■ Given task:
In the data below, locate each line with the word "JSON" and list it.

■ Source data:
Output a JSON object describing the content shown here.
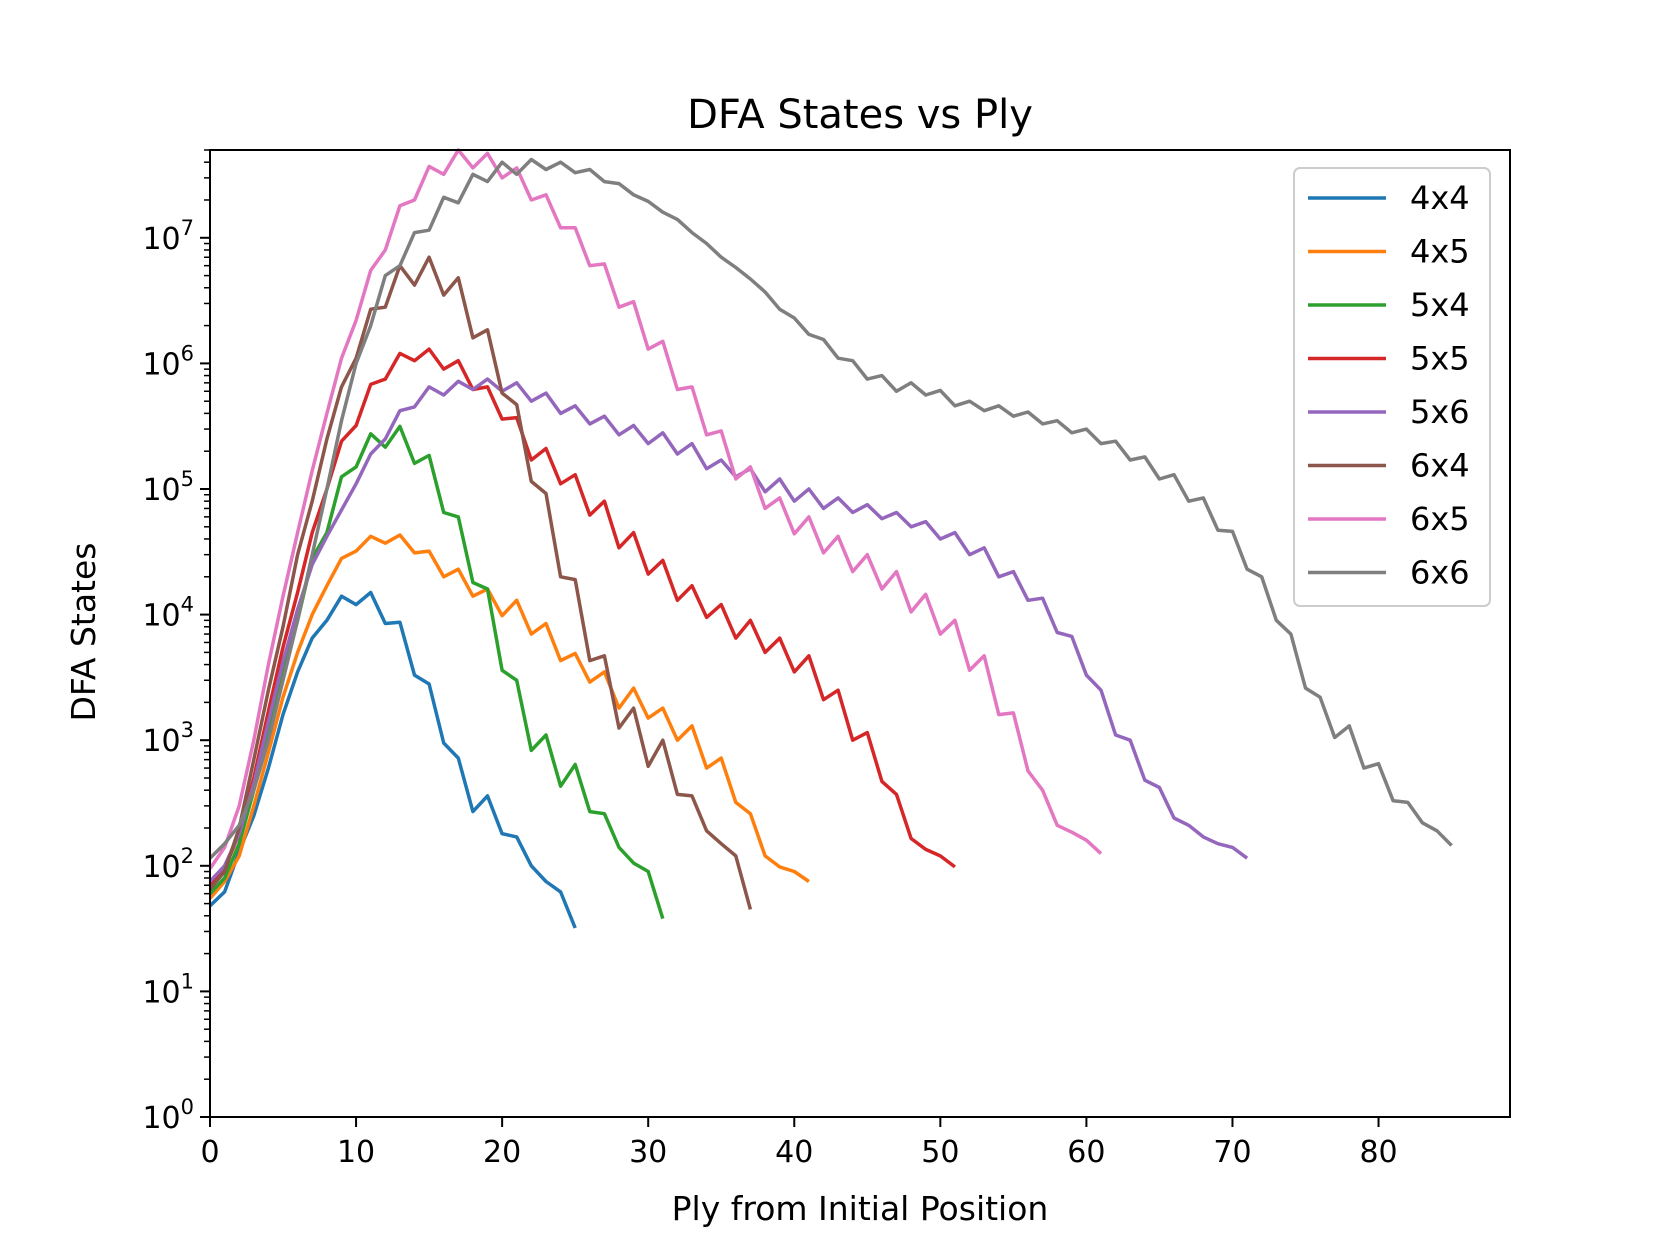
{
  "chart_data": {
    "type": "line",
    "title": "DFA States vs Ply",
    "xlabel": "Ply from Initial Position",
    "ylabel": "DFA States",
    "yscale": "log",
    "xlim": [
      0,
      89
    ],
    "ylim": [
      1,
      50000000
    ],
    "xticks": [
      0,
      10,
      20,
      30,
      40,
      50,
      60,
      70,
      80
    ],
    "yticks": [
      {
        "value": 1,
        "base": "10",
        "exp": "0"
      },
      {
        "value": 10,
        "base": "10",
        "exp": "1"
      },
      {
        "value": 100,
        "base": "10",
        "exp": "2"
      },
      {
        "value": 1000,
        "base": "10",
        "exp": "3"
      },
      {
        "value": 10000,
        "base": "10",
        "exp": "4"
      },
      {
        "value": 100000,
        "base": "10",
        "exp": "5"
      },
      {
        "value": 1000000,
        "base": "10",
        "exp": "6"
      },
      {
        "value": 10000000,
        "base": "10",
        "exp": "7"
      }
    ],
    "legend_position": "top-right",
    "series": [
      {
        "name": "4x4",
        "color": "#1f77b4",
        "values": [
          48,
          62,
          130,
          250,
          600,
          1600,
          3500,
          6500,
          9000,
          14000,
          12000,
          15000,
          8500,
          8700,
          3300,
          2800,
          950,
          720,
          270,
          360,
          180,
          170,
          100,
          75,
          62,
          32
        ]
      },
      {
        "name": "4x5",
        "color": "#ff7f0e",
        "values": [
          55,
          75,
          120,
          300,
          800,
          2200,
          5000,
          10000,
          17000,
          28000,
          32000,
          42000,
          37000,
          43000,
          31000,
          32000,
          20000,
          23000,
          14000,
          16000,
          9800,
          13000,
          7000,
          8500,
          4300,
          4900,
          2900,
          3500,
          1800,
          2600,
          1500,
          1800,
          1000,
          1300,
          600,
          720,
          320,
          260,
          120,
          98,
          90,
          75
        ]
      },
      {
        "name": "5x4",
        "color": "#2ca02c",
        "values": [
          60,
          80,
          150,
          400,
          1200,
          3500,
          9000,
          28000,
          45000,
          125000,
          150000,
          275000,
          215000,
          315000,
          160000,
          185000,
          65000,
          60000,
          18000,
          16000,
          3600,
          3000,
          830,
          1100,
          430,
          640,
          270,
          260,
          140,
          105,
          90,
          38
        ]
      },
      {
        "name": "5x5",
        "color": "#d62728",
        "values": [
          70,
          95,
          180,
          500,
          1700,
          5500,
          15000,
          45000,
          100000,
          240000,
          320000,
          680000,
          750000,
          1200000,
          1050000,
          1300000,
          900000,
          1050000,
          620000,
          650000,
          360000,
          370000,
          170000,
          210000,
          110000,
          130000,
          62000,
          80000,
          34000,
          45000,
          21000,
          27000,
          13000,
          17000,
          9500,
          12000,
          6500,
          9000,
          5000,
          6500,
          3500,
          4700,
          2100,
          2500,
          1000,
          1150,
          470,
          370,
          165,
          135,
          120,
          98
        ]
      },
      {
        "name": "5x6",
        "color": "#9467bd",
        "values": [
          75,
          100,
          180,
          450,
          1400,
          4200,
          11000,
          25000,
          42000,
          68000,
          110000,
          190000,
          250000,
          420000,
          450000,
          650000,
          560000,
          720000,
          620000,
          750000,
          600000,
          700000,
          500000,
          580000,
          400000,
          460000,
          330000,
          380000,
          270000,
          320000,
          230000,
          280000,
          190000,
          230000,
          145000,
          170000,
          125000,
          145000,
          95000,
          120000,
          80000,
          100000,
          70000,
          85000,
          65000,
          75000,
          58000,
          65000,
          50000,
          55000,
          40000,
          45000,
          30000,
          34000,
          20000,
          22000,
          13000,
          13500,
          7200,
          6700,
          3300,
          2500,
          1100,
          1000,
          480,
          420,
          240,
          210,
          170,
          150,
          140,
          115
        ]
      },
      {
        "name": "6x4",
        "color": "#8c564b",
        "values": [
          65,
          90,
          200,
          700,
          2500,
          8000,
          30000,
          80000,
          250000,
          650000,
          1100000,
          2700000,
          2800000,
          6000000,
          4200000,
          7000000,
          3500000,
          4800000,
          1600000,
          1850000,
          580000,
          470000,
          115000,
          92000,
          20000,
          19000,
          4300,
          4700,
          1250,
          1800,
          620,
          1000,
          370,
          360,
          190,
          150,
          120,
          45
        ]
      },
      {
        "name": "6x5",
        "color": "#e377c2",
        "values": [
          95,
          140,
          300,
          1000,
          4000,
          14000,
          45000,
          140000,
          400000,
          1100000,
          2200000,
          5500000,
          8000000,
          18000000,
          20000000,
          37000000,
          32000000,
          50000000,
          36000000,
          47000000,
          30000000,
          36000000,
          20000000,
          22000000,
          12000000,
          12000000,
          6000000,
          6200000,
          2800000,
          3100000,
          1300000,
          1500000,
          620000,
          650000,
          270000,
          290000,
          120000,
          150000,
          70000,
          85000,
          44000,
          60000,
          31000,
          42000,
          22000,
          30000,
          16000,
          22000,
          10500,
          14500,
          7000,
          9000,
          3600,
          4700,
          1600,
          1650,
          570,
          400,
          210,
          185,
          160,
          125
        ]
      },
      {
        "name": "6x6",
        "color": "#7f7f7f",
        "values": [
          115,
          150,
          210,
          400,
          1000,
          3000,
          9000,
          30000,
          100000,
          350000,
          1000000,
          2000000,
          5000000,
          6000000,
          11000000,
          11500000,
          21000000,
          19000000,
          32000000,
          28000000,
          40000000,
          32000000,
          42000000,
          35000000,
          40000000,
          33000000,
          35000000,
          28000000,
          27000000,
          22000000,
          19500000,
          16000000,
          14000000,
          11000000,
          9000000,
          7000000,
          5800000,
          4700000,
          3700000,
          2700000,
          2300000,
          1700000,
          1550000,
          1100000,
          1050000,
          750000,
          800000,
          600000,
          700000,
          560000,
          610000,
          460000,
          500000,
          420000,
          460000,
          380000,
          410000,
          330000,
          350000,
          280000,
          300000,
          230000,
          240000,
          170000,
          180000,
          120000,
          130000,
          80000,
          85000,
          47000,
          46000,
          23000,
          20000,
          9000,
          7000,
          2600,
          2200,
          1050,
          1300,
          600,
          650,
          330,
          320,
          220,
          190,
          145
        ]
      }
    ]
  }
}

...

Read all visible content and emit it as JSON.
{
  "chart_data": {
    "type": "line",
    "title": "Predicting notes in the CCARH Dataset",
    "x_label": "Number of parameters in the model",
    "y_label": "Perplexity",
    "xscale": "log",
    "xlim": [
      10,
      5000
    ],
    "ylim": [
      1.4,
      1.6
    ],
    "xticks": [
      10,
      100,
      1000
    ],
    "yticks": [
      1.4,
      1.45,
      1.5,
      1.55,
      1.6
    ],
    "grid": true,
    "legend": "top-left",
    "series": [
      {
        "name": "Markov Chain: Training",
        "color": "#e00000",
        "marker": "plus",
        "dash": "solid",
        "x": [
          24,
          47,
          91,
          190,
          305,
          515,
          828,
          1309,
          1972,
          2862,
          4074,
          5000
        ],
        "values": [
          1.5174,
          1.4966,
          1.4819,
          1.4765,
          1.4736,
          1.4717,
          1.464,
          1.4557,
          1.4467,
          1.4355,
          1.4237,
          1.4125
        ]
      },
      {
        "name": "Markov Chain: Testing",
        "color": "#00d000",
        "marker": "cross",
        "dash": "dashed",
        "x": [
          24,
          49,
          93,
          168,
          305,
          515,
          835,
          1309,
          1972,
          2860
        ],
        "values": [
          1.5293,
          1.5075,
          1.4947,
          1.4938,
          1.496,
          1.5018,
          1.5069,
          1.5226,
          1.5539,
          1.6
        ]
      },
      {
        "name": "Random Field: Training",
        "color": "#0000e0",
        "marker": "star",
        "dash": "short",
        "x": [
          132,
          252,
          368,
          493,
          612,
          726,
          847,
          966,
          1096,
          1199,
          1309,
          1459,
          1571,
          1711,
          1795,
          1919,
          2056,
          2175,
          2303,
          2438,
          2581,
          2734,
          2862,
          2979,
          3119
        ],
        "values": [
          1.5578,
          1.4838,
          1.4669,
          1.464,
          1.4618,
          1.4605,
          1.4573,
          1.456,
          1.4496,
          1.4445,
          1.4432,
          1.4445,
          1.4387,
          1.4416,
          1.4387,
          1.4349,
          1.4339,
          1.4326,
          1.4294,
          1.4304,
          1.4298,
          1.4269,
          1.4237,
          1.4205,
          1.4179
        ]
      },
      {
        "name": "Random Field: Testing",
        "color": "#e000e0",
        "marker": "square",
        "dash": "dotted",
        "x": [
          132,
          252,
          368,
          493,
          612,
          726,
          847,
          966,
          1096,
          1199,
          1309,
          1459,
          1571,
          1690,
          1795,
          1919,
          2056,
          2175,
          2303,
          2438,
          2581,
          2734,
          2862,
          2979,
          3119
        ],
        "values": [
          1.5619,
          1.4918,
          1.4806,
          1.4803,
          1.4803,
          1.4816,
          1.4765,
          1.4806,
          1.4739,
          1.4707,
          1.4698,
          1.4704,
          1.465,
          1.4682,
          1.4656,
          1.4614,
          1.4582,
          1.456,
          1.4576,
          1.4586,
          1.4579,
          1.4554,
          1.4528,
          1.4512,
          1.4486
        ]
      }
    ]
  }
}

■ Exercise answer:
Output a JSON object describing the content shown here.
Read all visible content and emit it as JSON.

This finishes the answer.